### Given task
Find and copy every line in the records that includes the string "местного".

### Data lines
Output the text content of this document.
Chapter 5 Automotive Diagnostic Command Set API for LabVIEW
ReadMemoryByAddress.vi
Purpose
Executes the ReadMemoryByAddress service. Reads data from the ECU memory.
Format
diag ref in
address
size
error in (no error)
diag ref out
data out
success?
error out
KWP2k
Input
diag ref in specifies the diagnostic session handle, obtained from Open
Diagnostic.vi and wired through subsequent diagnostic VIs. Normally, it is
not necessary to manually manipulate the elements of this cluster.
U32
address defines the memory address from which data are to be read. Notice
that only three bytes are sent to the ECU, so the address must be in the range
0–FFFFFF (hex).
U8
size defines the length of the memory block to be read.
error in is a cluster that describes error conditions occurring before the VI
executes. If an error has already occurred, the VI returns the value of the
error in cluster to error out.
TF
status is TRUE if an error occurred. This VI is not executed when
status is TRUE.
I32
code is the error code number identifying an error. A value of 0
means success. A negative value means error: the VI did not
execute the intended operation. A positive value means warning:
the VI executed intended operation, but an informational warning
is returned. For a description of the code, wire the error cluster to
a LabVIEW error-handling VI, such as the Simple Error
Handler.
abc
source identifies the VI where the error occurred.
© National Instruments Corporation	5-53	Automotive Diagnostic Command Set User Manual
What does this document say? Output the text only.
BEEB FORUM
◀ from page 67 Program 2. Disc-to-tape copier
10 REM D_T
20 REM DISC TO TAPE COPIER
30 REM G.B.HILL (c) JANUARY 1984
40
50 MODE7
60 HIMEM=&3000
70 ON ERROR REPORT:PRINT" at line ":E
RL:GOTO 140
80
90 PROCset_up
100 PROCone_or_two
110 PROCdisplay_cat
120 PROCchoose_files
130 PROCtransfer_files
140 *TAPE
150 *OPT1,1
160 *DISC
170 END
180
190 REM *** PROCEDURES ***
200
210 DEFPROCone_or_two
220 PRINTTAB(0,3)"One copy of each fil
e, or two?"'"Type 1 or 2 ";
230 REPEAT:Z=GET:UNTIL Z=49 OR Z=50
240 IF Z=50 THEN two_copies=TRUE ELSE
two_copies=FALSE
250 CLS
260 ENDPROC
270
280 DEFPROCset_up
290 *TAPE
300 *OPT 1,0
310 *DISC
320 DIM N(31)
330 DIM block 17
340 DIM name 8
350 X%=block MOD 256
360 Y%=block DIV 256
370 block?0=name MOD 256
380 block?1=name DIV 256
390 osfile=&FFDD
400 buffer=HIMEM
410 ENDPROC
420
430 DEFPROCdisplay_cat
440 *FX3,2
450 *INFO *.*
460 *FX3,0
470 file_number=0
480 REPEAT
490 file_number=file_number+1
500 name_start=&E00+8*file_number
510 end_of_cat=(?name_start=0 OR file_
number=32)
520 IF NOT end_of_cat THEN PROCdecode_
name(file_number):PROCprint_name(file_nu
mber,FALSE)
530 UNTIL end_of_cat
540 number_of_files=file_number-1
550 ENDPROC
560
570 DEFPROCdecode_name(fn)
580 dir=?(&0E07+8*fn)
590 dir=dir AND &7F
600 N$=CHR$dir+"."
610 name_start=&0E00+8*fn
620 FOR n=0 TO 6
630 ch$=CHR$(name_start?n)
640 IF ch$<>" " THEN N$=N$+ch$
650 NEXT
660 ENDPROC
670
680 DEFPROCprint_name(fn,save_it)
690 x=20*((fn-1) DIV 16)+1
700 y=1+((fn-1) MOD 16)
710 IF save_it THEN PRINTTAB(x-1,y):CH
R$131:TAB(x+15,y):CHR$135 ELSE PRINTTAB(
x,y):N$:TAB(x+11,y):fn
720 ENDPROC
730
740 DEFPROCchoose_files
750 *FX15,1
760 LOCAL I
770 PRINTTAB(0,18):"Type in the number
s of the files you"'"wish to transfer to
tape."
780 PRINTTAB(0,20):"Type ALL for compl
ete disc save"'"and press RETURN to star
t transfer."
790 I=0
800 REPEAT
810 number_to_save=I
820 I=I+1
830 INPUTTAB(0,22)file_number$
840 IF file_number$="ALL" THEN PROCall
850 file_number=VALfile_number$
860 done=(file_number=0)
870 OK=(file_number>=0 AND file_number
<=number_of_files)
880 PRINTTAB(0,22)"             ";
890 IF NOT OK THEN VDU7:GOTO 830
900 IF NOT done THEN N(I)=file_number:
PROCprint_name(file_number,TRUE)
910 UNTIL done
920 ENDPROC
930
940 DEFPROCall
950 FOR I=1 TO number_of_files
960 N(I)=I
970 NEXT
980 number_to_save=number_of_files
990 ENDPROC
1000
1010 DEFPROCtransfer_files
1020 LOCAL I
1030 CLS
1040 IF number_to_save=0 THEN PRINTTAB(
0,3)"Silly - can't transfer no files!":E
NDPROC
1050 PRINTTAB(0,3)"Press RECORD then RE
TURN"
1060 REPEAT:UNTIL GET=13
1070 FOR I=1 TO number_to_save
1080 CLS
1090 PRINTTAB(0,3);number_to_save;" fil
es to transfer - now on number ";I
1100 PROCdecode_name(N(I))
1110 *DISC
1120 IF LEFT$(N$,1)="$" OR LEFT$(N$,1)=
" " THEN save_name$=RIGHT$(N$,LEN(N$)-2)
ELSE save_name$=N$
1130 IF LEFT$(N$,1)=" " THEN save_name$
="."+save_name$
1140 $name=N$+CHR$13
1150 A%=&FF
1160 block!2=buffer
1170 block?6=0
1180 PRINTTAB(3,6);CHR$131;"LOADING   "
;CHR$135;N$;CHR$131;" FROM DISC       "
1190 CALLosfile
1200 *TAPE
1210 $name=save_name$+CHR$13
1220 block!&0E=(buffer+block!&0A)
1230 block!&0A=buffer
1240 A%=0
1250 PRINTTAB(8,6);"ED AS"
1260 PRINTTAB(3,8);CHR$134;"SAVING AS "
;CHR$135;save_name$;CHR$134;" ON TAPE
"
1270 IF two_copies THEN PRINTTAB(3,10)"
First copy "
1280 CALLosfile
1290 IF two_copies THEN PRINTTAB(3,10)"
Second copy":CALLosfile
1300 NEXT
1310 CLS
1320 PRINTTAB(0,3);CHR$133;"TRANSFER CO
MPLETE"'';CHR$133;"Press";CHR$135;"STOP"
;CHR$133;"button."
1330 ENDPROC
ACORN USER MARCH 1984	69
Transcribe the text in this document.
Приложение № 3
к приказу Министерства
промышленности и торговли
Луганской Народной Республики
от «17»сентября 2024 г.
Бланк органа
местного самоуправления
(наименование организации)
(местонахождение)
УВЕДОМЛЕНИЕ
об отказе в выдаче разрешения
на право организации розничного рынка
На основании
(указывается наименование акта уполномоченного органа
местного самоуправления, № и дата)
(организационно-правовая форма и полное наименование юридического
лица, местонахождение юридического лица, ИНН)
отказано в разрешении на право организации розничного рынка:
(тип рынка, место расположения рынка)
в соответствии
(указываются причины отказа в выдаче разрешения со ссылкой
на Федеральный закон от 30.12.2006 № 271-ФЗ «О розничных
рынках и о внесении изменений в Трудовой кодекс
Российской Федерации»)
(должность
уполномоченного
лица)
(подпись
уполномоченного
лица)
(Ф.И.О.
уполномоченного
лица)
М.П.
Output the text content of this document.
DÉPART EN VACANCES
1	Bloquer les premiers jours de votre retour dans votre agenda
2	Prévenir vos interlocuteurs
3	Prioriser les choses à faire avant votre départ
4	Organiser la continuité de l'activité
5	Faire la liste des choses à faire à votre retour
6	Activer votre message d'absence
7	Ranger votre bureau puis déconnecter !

### Correct result
местного самоуправления
местного самоуправления, № и дата)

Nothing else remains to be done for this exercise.